═══ Records shown

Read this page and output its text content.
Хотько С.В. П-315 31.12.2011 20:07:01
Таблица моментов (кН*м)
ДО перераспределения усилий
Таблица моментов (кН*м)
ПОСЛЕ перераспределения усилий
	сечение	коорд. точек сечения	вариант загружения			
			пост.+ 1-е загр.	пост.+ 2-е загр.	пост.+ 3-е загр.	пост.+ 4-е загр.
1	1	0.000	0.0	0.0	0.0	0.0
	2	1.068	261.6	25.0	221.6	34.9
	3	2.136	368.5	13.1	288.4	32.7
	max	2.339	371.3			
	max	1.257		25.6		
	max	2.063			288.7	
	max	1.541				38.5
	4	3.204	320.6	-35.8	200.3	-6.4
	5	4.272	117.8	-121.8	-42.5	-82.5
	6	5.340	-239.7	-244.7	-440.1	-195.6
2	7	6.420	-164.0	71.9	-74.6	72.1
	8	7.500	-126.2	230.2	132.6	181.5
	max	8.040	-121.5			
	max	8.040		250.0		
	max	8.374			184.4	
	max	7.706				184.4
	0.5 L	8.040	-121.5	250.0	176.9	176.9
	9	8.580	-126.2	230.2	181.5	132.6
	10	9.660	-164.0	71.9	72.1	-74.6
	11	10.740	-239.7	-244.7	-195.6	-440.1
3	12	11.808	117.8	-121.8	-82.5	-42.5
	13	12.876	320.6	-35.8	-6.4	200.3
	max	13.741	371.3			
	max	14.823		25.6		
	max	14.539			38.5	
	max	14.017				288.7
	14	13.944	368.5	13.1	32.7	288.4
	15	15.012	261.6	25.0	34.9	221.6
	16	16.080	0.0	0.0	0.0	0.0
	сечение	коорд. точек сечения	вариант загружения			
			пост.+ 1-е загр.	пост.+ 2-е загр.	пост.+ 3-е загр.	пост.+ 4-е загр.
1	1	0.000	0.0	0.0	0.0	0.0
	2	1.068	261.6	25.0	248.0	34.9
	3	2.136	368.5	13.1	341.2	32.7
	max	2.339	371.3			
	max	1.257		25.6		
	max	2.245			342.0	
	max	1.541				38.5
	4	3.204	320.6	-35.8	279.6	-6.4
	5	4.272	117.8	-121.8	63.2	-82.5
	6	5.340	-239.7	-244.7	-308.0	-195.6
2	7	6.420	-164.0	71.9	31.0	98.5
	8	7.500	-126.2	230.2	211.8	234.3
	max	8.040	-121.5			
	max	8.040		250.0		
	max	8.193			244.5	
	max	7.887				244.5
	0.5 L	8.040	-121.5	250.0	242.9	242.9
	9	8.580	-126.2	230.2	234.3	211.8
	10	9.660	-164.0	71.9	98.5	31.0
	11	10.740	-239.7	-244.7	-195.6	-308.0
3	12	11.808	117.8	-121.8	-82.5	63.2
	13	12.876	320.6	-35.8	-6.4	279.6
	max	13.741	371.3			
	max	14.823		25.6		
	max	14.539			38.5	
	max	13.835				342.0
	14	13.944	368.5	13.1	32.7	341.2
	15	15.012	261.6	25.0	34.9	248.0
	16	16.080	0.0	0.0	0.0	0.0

══════

# Problem details:
Go through the listing above line by line and say how many lines hold the word "перераспределения". Reply with that number only.

# Solution to this task:
2